• [Written task] Note how many lines contain "Korean" and give that number, with nothing else.

• [Extracted material]

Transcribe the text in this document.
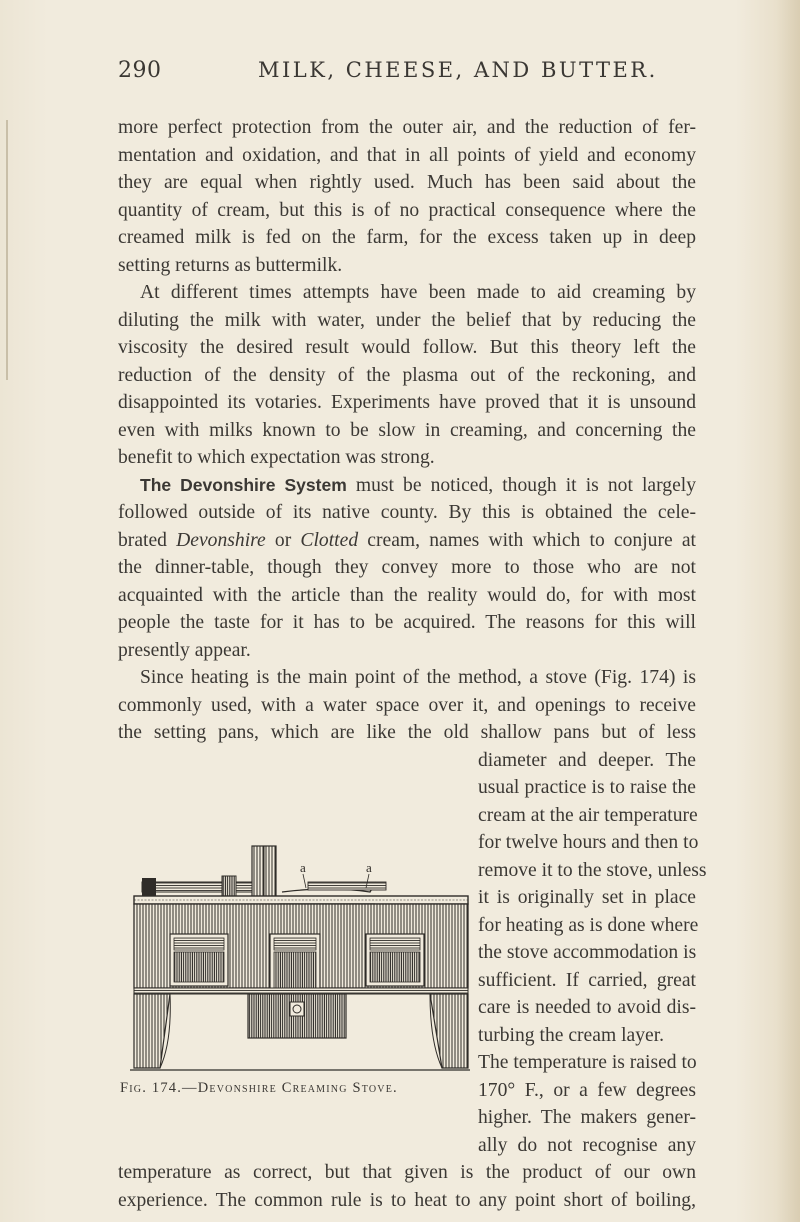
290	MILK, CHEESE, AND BUTTER.
more perfect protection from the outer air, and the reduction of fer-
mentation and oxidation, and that in all points of yield and economy
they are equal when rightly used. Much has been said about the
quantity of cream, but this is of no practical consequence where the
creamed milk is fed on the farm, for the excess taken up in deep
setting returns as buttermilk.
At different times attempts have been made to aid creaming by
diluting the milk with water, under the belief that by reducing the
viscosity the desired result would follow. But this theory left the
reduction of the density of the plasma out of the reckoning, and
disappointed its votaries. Experiments have proved that it is unsound
even with milks known to be slow in creaming, and concerning the
benefit to which expectation was strong.
The Devonshire System must be noticed, though it is not largely
followed outside of its native county. By this is obtained the cele-
brated Devonshire or Clotted cream, names with which to conjure at
the dinner-table, though they convey more to those who are not
acquainted with the article than the reality would do, for with most
people the taste for it has to be acquired. The reasons for this will
presently appear.
Since heating is the main point of the method, a stove (Fig. 174) is
commonly used, with a water space over it, and openings to receive
the setting pans, which are like the old shallow pans but of less
diameter and deeper. The
usual practice is to raise the
cream at the air temperature
for twelve hours and then to
remove it to the stove, unless
it is originally set in place
for heating as is done where
the stove accommodation is
sufficient. If carried, great
care is needed to avoid dis-
turbing the cream layer.
The temperature is raised to
170° F., or a few degrees
higher. The makers gener-
ally do not recognise any
temperature as correct, but that given is the product of our own
experience. The common rule is to heat to any point short of boiling,
a	a
Fig. 174.—Devonshire Creaming Stove.
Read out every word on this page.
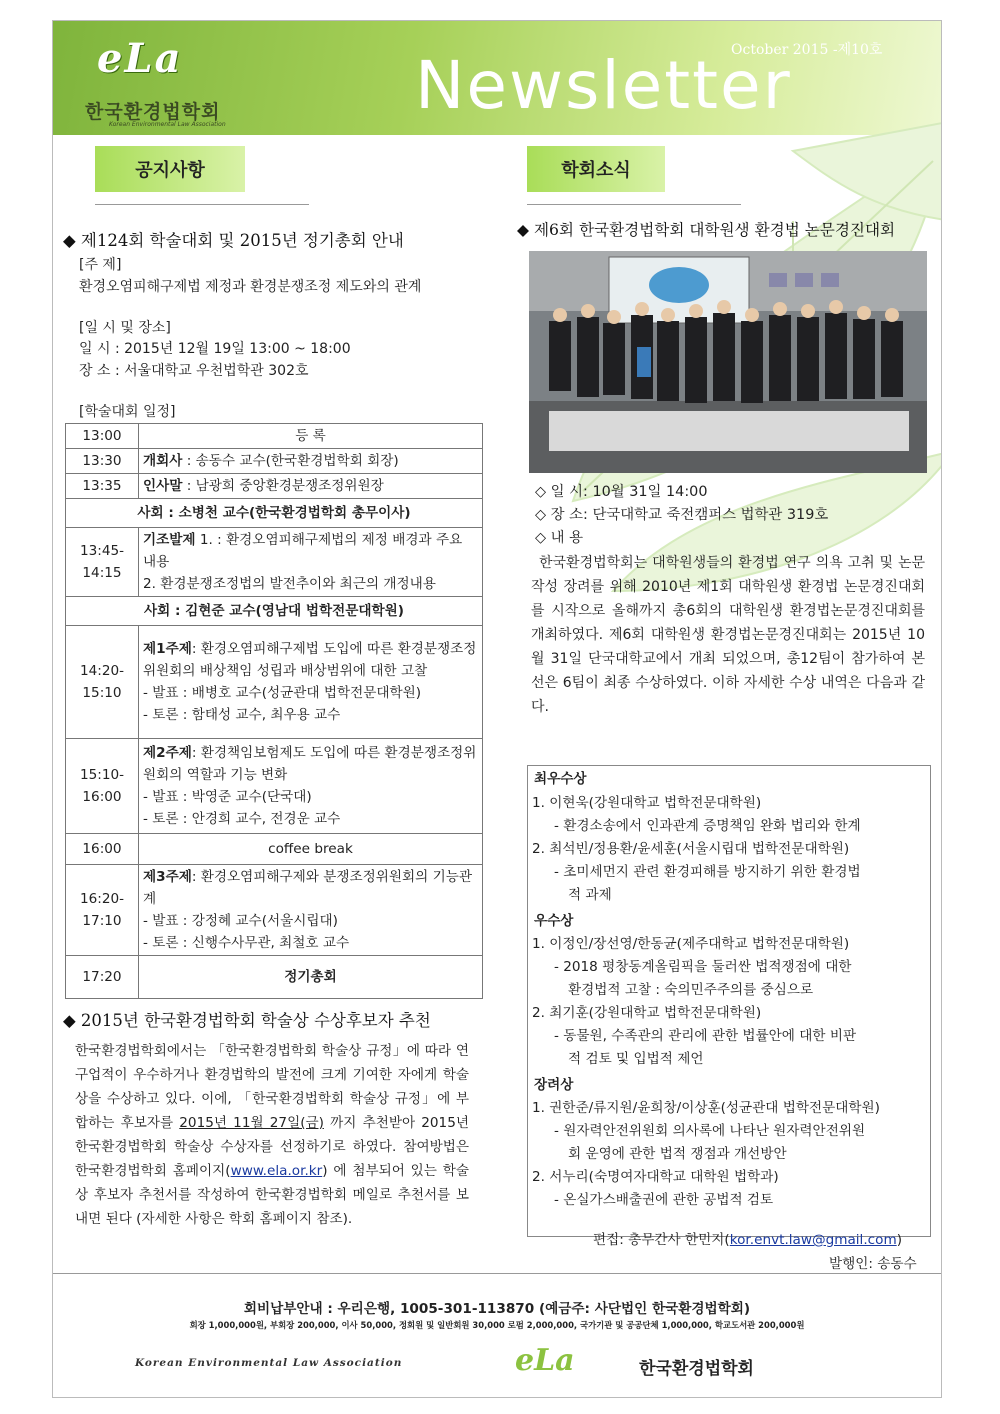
eLa
한국환경법학회
Korean Environmental Law Association
October 2015 -제10호
Newsletter
공지사항
◆ 제124회 학술대회 및 2015년 정기총회 안내
[주 제]
환경오염피해구제법 제정과 환경분쟁조정 제도와의 관계
[일 시 및 장소]
일 시 : 2015년 12월 19일 13:00 ~ 18:00
장 소 : 서울대학교 우천법학관 302호
[학술대회 일정]
13:00	등 록
13:30	개회사 : 송동수 교수(한국환경법학회 회장)
13:35	인사말 : 남광희 중앙환경분쟁조정위원장
사회 : 소병천 교수(한국환경법학회 총무이사)	
13:45-14:15	기조발제 1. : 환경오염피해구제법의 제정 배경과 주요 내용
2. 환경분쟁조정법의 발전추이와 최근의 개정내용
사회 : 김현준 교수(영남대 법학전문대학원)	
14:20-15:10	제1주제: 환경오염피해구제법 도입에 따른 환경분쟁조정위원회의 배상책임 성립과 배상범위에 대한 고찰
- 발표 : 배병호 교수(성균관대 법학전문대학원)
- 토론 : 함태성 교수, 최우용 교수
15:10-16:00	제2주제: 환경책임보험제도 도입에 따른 환경분쟁조정위원회의 역할과 기능 변화
- 발표 : 박영준 교수(단국대)
- 토론 : 안경희 교수, 전경운 교수
16:00	coffee break
16:20-17:10	제3주제: 환경오염피해구제와 분쟁조정위원회의 기능관계
- 발표 : 강정혜 교수(서울시립대)
- 토론 : 신행수사무관, 최철호 교수
17:20	정기총회
◆ 2015년 한국환경법학회 학술상 수상후보자 추천
한국환경법학회에서는 「한국환경법학회 학술상 규정」에 따라 연구업적이 우수하거나 환경법학의 발전에 크게 기여한 자에게 학술상을 수상하고 있다. 이에, 「한국환경법학회 학술상 규정」에 부합하는 후보자를 2015년 11월 27일(금) 까지 추천받아 2015년 한국환경법학회 학술상 수상자를 선정하기로 하였다. 참여방법은 한국환경법학회 홈페이지(www.ela.or.kr) 에 첨부되어 있는 학술상 후보자 추천서를 작성하여 한국환경법학회 메일로 추천서를 보내면 된다 (자세한 사항은 학회 홈페이지 참조).
학회소식
◆ 제6회 한국환경법학회 대학원생 환경법 논문경진대회
◇ 일 시: 10월 31일 14:00
◇ 장 소: 단국대학교 죽전캠퍼스 법학관 319호
◇ 내 용
한국환경법학회는 대학원생들의 환경법 연구 의욕 고취 및 논문작성 장려를 위해 2010년 제1회 대학원생 환경법 논문경진대회를 시작으로 올해까지 총6회의 대학원생 환경법논문경진대회를 개최하였다. 제6회 대학원생 환경법논문경진대회는 2015년 10월 31일 단국대학교에서 개최 되었으며, 총12팀이 참가하여 본선은 6팀이 최종 수상하였다. 이하 자세한 수상 내역은 다음과 같다.
최우수상
1. 이현욱(강원대학교 법학전문대학원)
- 환경소송에서 인과관계 증명책임 완화 법리와 한계
2. 최석빈/정용환/윤세훈(서울시립대 법학전문대학원)
- 초미세먼지 관련 환경피해를 방지하기 위한 환경법
적 과제
우수상
1. 이정인/장선영/한동균(제주대학교 법학전문대학원)
- 2018 평창동계올림픽을 둘러싼 법적쟁점에 대한
환경법적 고찰 : 숙의민주주의를 중심으로
2. 최기훈(강원대학교 법학전문대학원)
- 동물원, 수족관의 관리에 관한 법률안에 대한 비판
적 검토 및 입법적 제언
장려상
1. 권한준/류지원/윤희창/이상훈(성균관대 법학전문대학원)
- 원자력안전위원회 의사록에 나타난 원자력안전위원
회 운영에 관한 법적 쟁점과 개선방안
2. 서누리(숙명여자대학교 대학원 법학과)
- 온실가스배출권에 관한 공법적 검토
편집: 총무간사 한민지(kor.envt.law@gmail.com)
발행인: 송동수
회비납부안내 : 우리은행, 1005-301-113870 (예금주: 사단법인 한국환경법학회)
회장 1,000,000원, 부회장 200,000, 이사 50,000, 정회원 및 일반회원 30,000 로펌 2,000,000, 국가기관 및 공공단체 1,000,000, 학교도서관 200,000원
Korean Environmental Law Association	eLa	한국환경법학회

• [Answer to the task] 2